[Begin Record list]
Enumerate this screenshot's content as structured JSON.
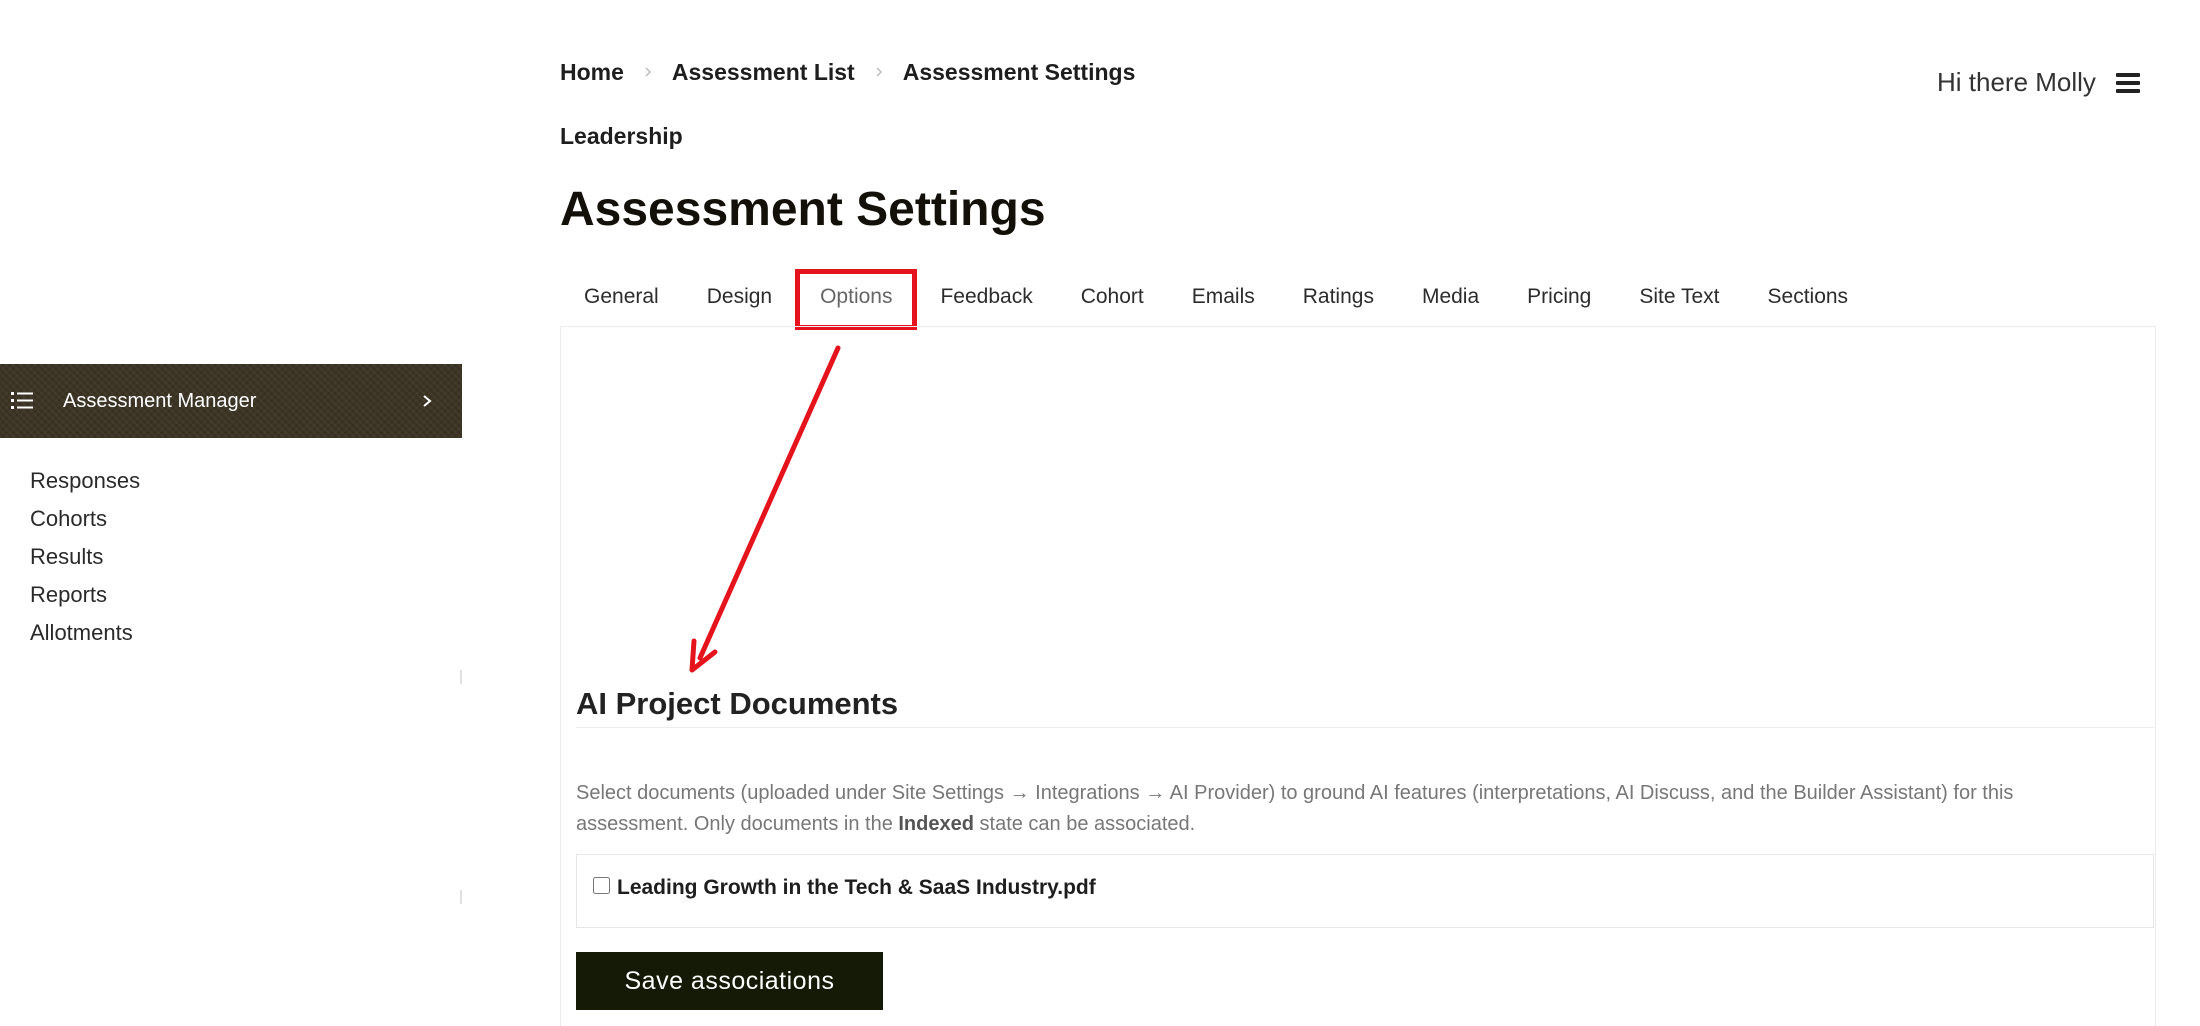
{
  "sidebar": {
    "header_label": "Assessment Manager",
    "header_icon": "list-icon",
    "items": [
      {
        "label": "Responses"
      },
      {
        "label": "Cohorts"
      },
      {
        "label": "Results"
      },
      {
        "label": "Reports"
      },
      {
        "label": "Allotments"
      }
    ]
  },
  "header": {
    "breadcrumb": [
      {
        "label": "Home"
      },
      {
        "label": "Assessment List"
      },
      {
        "label": "Assessment Settings"
      }
    ],
    "sub_crumb": "Leadership",
    "greeting": "Hi there Molly",
    "menu_icon": "hamburger-menu-icon"
  },
  "main": {
    "title": "Assessment Settings",
    "tabs": [
      {
        "label": "General"
      },
      {
        "label": "Design"
      },
      {
        "label": "Options",
        "active": true
      },
      {
        "label": "Feedback"
      },
      {
        "label": "Cohort"
      },
      {
        "label": "Emails"
      },
      {
        "label": "Ratings"
      },
      {
        "label": "Media"
      },
      {
        "label": "Pricing"
      },
      {
        "label": "Site Text"
      },
      {
        "label": "Sections"
      }
    ],
    "section": {
      "title": "AI Project Documents",
      "description_before": "Select documents (uploaded under Site Settings → Integrations → AI Provider) to ground AI features (interpretations, AI Discuss, and the Builder Assistant) for this assessment. Only documents in the ",
      "description_bold": "Indexed",
      "description_after": " state can be associated.",
      "documents": [
        {
          "name": "Leading Growth in the Tech & SaaS Industry.pdf",
          "checked": false
        }
      ],
      "save_label": "Save associations"
    }
  },
  "colors": {
    "sidebar_header_bg": "#3c3424",
    "save_button_bg": "#141a06",
    "annotation_red": "#e5131c"
  }
}
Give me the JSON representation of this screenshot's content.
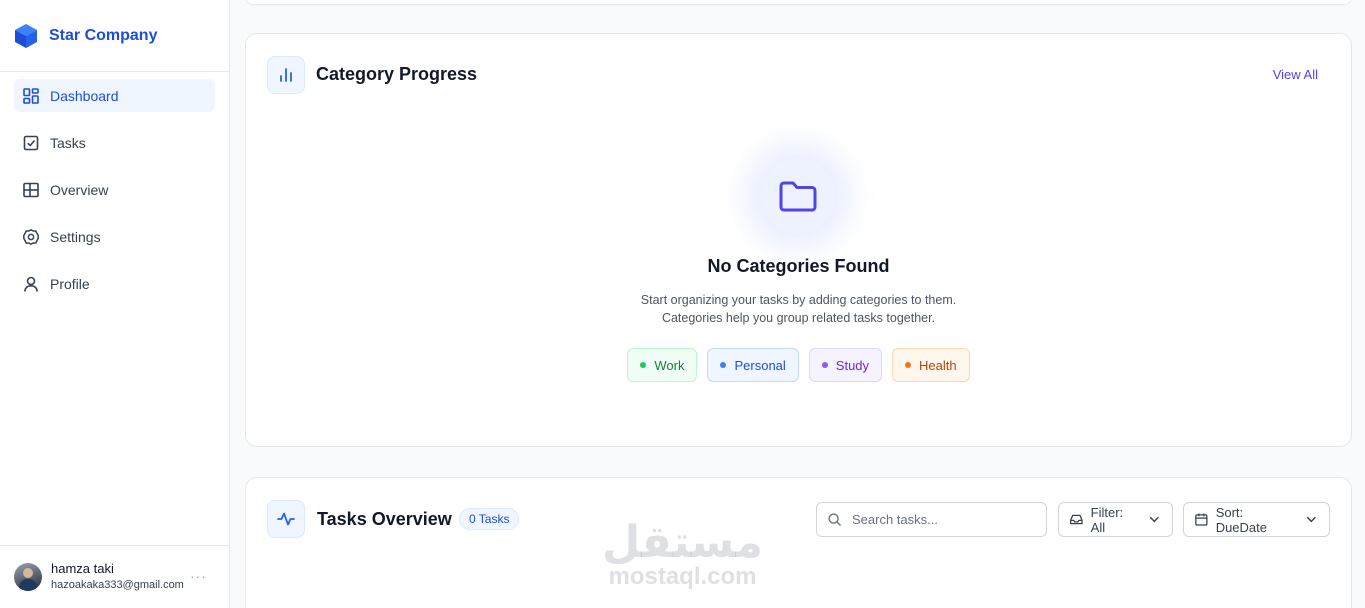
{
  "brand": {
    "name": "Star Company",
    "color": "#1d4ed8"
  },
  "nav": {
    "items": [
      {
        "label": "Dashboard",
        "icon": "dashboard-icon",
        "active": true
      },
      {
        "label": "Tasks",
        "icon": "checkbox-icon"
      },
      {
        "label": "Overview",
        "icon": "grid-icon"
      },
      {
        "label": "Settings",
        "icon": "gear-icon"
      },
      {
        "label": "Profile",
        "icon": "user-icon"
      }
    ]
  },
  "user": {
    "name": "hamza taki",
    "email": "hazoakaka333@gmail.com",
    "more": "···"
  },
  "category_progress": {
    "title": "Category Progress",
    "view_all": "View All",
    "empty_title": "No Categories Found",
    "empty_line1": "Start organizing your tasks by adding categories to them.",
    "empty_line2": "Categories help you group related tasks together.",
    "chips": [
      "Work",
      "Personal",
      "Study",
      "Health"
    ]
  },
  "tasks_overview": {
    "title": "Tasks Overview",
    "badge": "0 Tasks",
    "search_placeholder": "Search tasks...",
    "filter_label": "Filter: All",
    "sort_label": "Sort: DueDate"
  },
  "watermark": {
    "arabic": "مستقل",
    "latin": "mostaql.com"
  },
  "colors": {
    "accent": "#4f46e5",
    "primary": "#1d4ed8",
    "active_bg": "#eff6ff"
  }
}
[End Record list]
* What to do *
Make a list of all lines in the data that contain "name".

* The result *
          "name": "Leading Growth in the Tech & SaaS Industry.pdf",
    "name": "Star Company",
    "name": "hamza taki",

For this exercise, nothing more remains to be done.